— Start of Exercise input —

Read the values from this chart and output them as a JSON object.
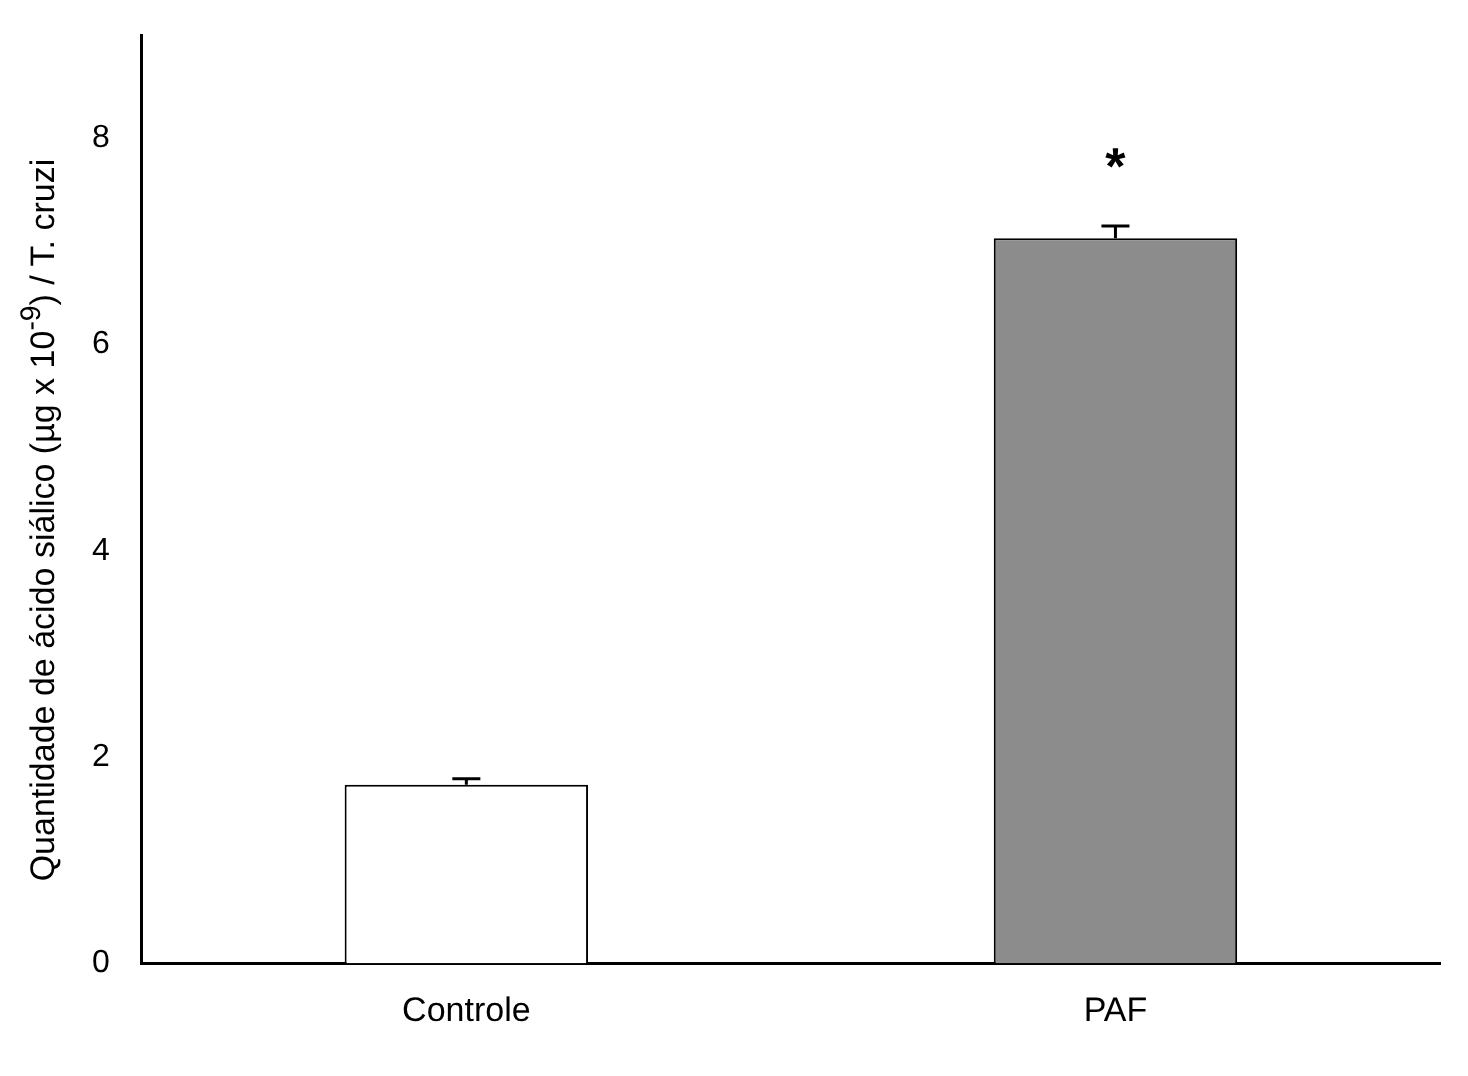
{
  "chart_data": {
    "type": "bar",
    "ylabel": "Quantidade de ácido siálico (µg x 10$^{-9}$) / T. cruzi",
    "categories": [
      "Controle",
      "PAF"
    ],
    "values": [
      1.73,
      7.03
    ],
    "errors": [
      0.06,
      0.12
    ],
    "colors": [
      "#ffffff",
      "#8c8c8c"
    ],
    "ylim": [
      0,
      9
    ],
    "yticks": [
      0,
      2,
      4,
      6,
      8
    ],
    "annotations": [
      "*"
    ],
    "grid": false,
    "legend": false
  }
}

— End of Exercise input —

Short problem:
Leave out the pictures and retype every line above exactly.

Answer in full:
Read the values from this chart and output them as a JSON object.
{
  "chart_data": {
    "type": "bar",
    "ylabel": "Quantidade de ácido siálico (µg x 10$^{-9}$) / T. cruzi",
    "categories": [
      "Controle",
      "PAF"
    ],
    "values": [
      1.73,
      7.03
    ],
    "errors": [
      0.06,
      0.12
    ],
    "colors": [
      "#ffffff",
      "#8c8c8c"
    ],
    "ylim": [
      0,
      9
    ],
    "yticks": [
      0,
      2,
      4,
      6,
      8
    ],
    "annotations": [
      "*"
    ],
    "grid": false,
    "legend": false
  }
}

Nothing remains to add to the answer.